— Begin RECORD EXCERPTS —

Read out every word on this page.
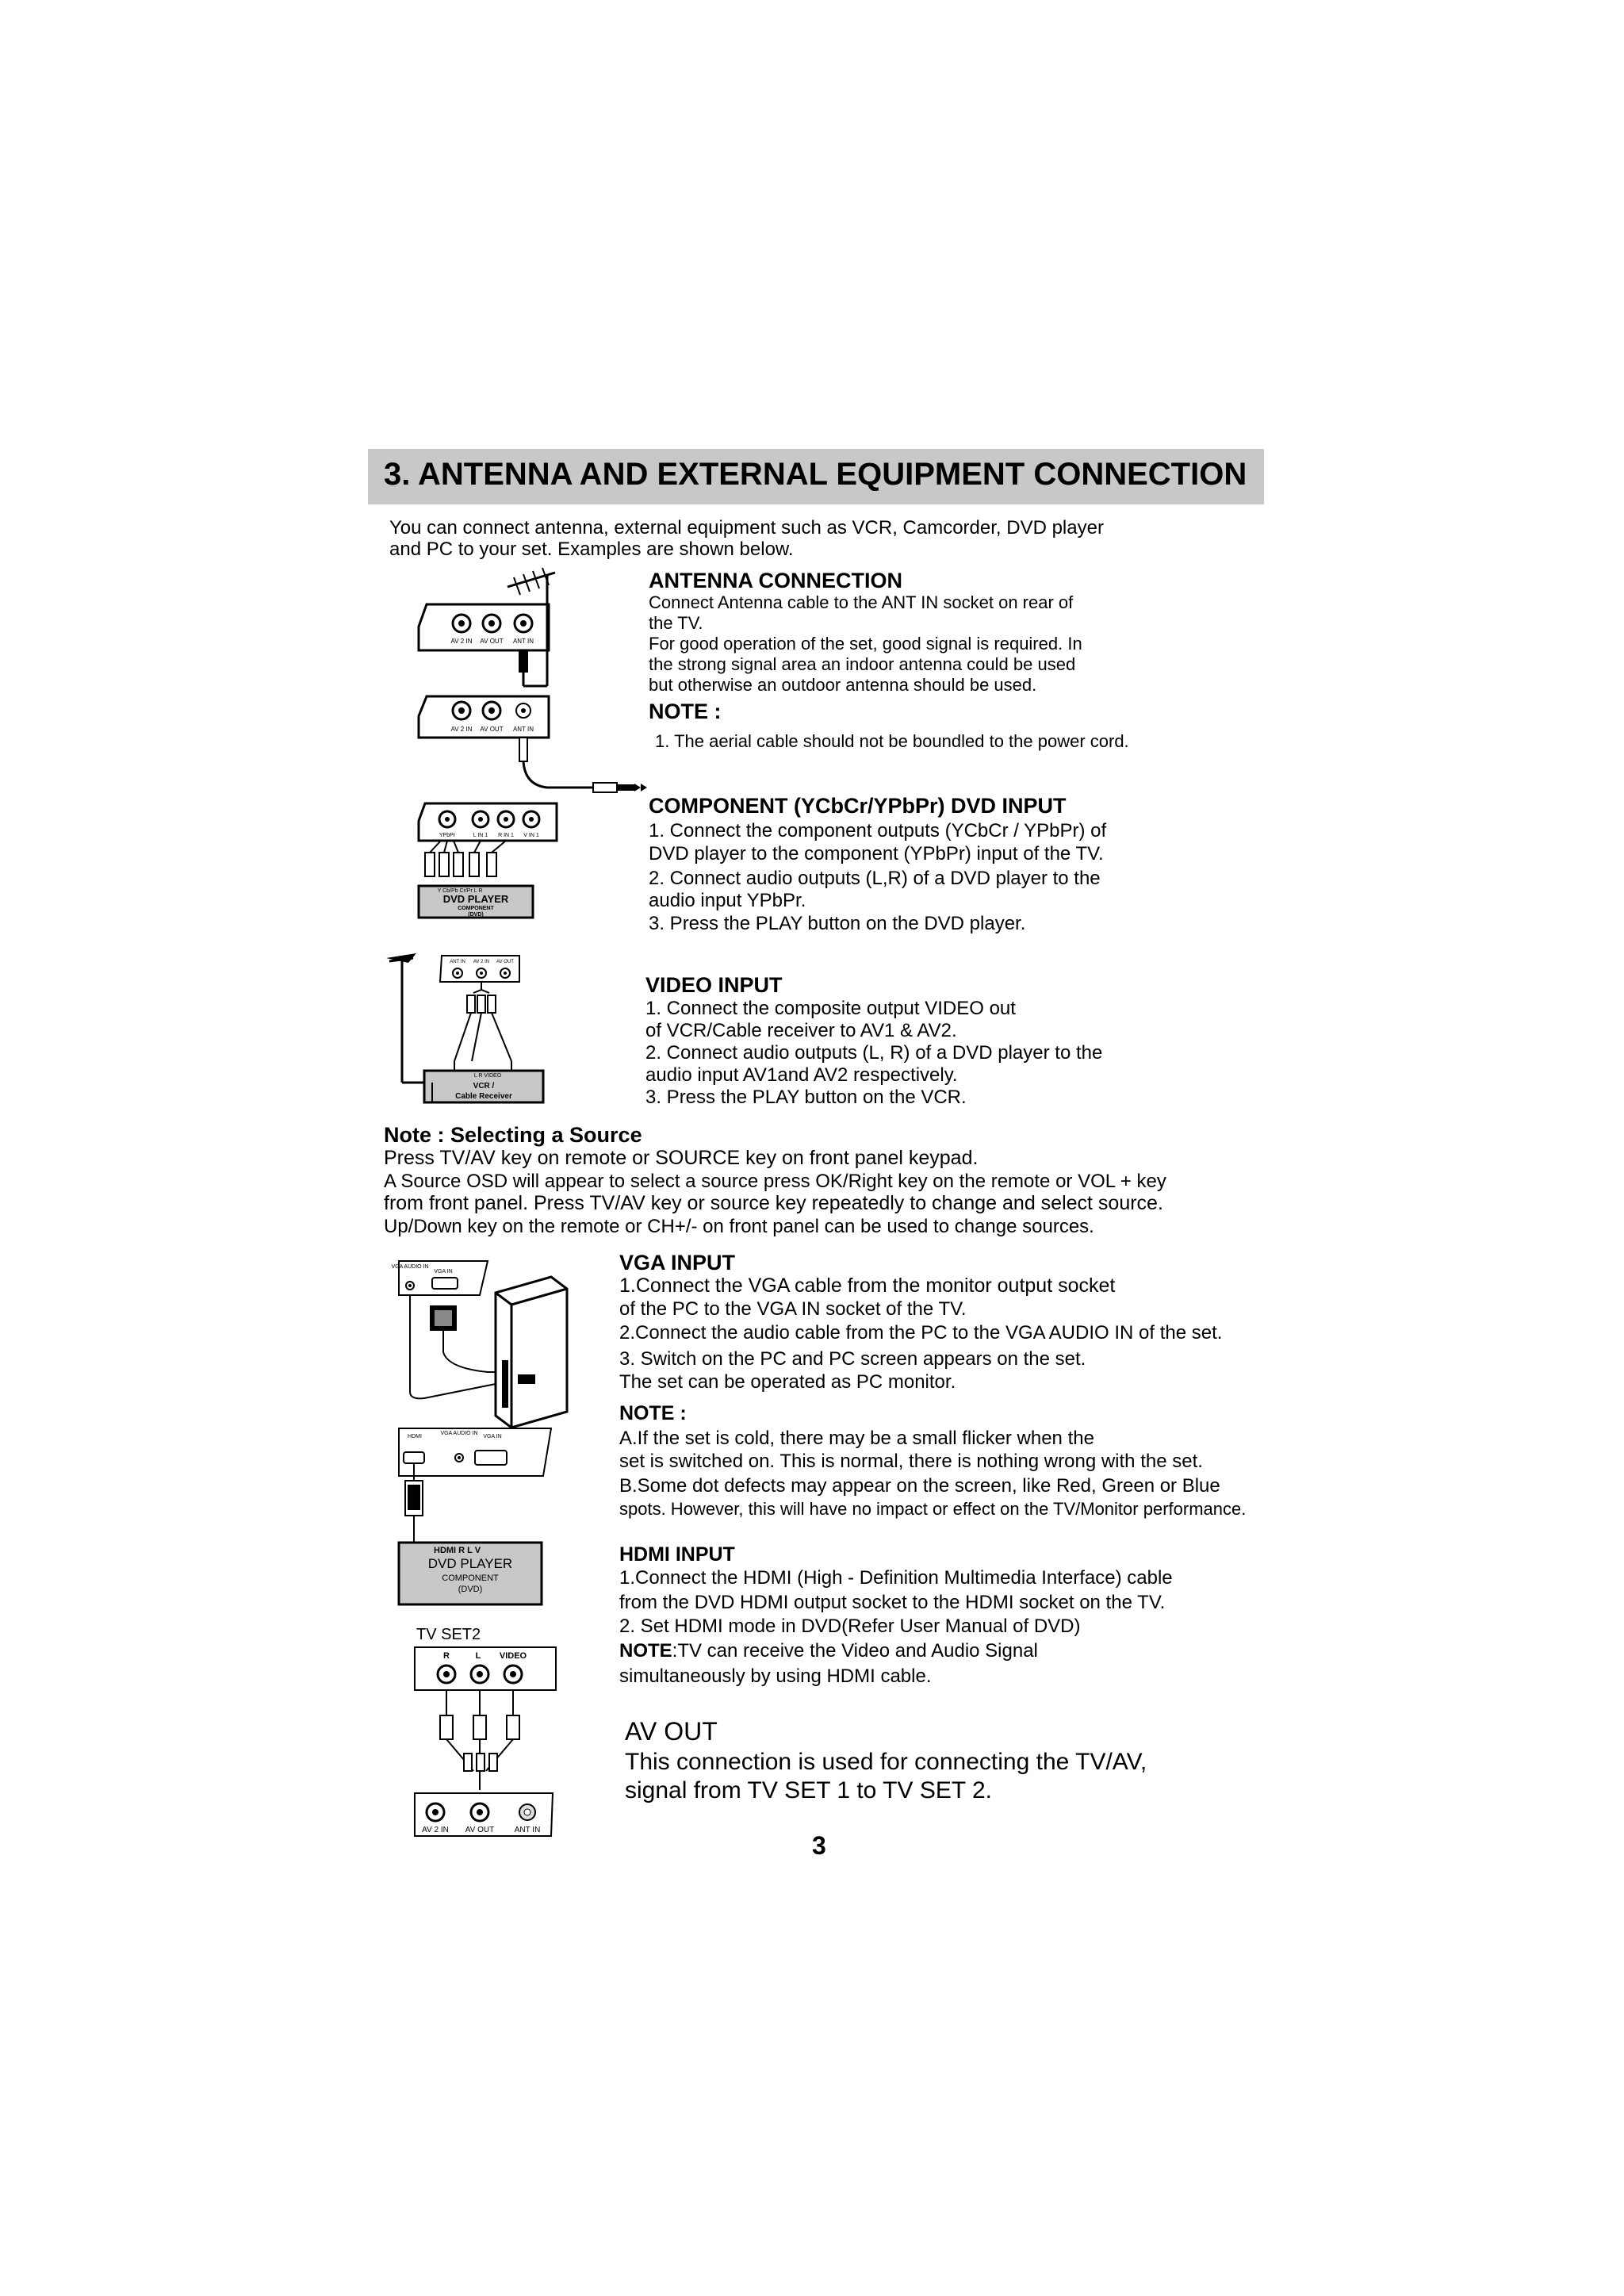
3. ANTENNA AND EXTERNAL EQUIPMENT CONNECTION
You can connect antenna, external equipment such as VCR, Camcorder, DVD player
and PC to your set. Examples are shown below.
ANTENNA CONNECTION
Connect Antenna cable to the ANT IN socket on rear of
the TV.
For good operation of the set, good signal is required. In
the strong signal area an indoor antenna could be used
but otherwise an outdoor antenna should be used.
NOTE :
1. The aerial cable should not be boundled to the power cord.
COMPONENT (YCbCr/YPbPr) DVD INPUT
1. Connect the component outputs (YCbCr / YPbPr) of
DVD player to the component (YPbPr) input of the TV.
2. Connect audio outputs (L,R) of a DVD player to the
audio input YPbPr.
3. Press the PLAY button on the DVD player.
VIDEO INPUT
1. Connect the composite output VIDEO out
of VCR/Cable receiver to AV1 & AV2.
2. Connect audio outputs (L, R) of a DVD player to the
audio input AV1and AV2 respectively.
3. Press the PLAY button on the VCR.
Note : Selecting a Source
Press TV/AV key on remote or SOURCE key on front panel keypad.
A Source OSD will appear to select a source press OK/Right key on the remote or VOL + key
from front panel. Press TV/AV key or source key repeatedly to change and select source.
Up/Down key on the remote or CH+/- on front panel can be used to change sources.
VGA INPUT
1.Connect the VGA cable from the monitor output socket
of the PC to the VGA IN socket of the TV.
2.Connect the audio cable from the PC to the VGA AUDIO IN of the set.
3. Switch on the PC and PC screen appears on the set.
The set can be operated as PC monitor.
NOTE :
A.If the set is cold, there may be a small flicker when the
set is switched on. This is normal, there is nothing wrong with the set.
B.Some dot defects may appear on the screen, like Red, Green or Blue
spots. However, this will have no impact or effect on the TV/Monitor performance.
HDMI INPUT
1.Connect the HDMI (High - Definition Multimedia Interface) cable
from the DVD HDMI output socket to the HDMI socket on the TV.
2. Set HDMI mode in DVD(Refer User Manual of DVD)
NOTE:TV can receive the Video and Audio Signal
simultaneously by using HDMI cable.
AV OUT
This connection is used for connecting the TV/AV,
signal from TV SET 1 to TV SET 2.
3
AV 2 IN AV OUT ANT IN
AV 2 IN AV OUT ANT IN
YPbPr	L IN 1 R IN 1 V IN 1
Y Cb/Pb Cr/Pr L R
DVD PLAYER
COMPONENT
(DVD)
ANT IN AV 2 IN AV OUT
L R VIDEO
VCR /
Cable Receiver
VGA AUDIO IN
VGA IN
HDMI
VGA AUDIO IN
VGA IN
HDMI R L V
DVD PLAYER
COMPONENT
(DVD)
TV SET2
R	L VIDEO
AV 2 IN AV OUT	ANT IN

— End RECORD EXCERPTS —

Copy out every line from the material above in which the word "HDMI" appears.

*RESULT BELOW*.
HDMI INPUT
1.Connect the HDMI (High - Definition Multimedia Interface) cable
from the DVD HDMI output socket to the HDMI socket on the TV.
2. Set HDMI mode in DVD(Refer User Manual of DVD)
simultaneously by using HDMI cable.
HDMI
HDMI R L V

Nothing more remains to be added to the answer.